(Dataset excerpt)

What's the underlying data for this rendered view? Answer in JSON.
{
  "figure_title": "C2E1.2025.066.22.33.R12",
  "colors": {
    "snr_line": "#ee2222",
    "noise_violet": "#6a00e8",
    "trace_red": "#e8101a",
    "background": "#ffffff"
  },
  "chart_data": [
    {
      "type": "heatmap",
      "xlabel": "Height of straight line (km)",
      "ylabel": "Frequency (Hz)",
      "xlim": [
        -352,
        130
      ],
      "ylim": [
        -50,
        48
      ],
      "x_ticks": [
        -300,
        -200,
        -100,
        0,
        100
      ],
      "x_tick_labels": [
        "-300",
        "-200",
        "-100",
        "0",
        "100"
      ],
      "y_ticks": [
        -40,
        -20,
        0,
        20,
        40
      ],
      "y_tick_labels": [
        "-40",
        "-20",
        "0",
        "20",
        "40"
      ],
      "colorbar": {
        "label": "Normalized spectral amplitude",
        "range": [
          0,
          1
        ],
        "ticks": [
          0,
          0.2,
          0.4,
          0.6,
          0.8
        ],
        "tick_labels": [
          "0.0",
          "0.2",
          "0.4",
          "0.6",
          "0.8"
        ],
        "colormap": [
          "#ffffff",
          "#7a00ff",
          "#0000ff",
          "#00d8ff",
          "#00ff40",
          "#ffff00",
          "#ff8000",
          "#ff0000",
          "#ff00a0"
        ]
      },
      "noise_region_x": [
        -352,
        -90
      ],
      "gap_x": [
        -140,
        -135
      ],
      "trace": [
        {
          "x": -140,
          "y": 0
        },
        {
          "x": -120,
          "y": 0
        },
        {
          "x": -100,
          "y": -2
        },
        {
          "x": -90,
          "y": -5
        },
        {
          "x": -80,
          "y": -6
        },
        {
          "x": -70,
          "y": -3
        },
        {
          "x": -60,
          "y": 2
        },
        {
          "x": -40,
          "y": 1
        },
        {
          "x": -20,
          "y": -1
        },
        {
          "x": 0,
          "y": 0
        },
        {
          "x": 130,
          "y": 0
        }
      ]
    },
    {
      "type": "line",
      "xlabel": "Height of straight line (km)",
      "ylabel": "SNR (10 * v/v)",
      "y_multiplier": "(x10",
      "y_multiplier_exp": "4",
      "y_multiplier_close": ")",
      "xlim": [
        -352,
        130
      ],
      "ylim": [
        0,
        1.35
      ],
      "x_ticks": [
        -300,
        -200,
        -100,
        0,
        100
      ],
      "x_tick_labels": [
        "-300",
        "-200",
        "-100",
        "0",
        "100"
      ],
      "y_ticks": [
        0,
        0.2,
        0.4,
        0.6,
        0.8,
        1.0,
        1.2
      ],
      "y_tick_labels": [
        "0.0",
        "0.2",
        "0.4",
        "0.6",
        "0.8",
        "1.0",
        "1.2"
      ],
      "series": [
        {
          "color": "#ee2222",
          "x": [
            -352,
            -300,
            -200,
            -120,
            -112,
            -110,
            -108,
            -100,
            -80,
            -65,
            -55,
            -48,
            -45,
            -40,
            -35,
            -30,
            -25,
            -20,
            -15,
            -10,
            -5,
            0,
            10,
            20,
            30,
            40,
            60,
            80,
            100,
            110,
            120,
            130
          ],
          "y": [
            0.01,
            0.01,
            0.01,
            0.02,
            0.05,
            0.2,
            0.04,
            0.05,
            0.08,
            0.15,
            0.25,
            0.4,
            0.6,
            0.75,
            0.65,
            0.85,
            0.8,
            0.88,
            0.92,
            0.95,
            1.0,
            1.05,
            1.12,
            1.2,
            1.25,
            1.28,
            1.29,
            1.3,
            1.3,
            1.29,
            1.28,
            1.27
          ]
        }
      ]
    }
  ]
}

> _To do_
Write the complete data out, exactly as above.

> _Expected output_
What's the underlying data for this rendered view? Answer in JSON.
{
  "figure_title": "C2E1.2025.066.22.33.R12",
  "colors": {
    "snr_line": "#ee2222",
    "noise_violet": "#6a00e8",
    "trace_red": "#e8101a",
    "background": "#ffffff"
  },
  "chart_data": [
    {
      "type": "heatmap",
      "xlabel": "Height of straight line (km)",
      "ylabel": "Frequency (Hz)",
      "xlim": [
        -352,
        130
      ],
      "ylim": [
        -50,
        48
      ],
      "x_ticks": [
        -300,
        -200,
        -100,
        0,
        100
      ],
      "x_tick_labels": [
        "-300",
        "-200",
        "-100",
        "0",
        "100"
      ],
      "y_ticks": [
        -40,
        -20,
        0,
        20,
        40
      ],
      "y_tick_labels": [
        "-40",
        "-20",
        "0",
        "20",
        "40"
      ],
      "colorbar": {
        "label": "Normalized spectral amplitude",
        "range": [
          0,
          1
        ],
        "ticks": [
          0,
          0.2,
          0.4,
          0.6,
          0.8
        ],
        "tick_labels": [
          "0.0",
          "0.2",
          "0.4",
          "0.6",
          "0.8"
        ],
        "colormap": [
          "#ffffff",
          "#7a00ff",
          "#0000ff",
          "#00d8ff",
          "#00ff40",
          "#ffff00",
          "#ff8000",
          "#ff0000",
          "#ff00a0"
        ]
      },
      "noise_region_x": [
        -352,
        -90
      ],
      "gap_x": [
        -140,
        -135
      ],
      "trace": [
        {
          "x": -140,
          "y": 0
        },
        {
          "x": -120,
          "y": 0
        },
        {
          "x": -100,
          "y": -2
        },
        {
          "x": -90,
          "y": -5
        },
        {
          "x": -80,
          "y": -6
        },
        {
          "x": -70,
          "y": -3
        },
        {
          "x": -60,
          "y": 2
        },
        {
          "x": -40,
          "y": 1
        },
        {
          "x": -20,
          "y": -1
        },
        {
          "x": 0,
          "y": 0
        },
        {
          "x": 130,
          "y": 0
        }
      ]
    },
    {
      "type": "line",
      "xlabel": "Height of straight line (km)",
      "ylabel": "SNR (10 * v/v)",
      "y_multiplier": "(x10",
      "y_multiplier_exp": "4",
      "y_multiplier_close": ")",
      "xlim": [
        -352,
        130
      ],
      "ylim": [
        0,
        1.35
      ],
      "x_ticks": [
        -300,
        -200,
        -100,
        0,
        100
      ],
      "x_tick_labels": [
        "-300",
        "-200",
        "-100",
        "0",
        "100"
      ],
      "y_ticks": [
        0,
        0.2,
        0.4,
        0.6,
        0.8,
        1.0,
        1.2
      ],
      "y_tick_labels": [
        "0.0",
        "0.2",
        "0.4",
        "0.6",
        "0.8",
        "1.0",
        "1.2"
      ],
      "series": [
        {
          "color": "#ee2222",
          "x": [
            -352,
            -300,
            -200,
            -120,
            -112,
            -110,
            -108,
            -100,
            -80,
            -65,
            -55,
            -48,
            -45,
            -40,
            -35,
            -30,
            -25,
            -20,
            -15,
            -10,
            -5,
            0,
            10,
            20,
            30,
            40,
            60,
            80,
            100,
            110,
            120,
            130
          ],
          "y": [
            0.01,
            0.01,
            0.01,
            0.02,
            0.05,
            0.2,
            0.04,
            0.05,
            0.08,
            0.15,
            0.25,
            0.4,
            0.6,
            0.75,
            0.65,
            0.85,
            0.8,
            0.88,
            0.92,
            0.95,
            1.0,
            1.05,
            1.12,
            1.2,
            1.25,
            1.28,
            1.29,
            1.3,
            1.3,
            1.29,
            1.28,
            1.27
          ]
        }
      ]
    }
  ]
}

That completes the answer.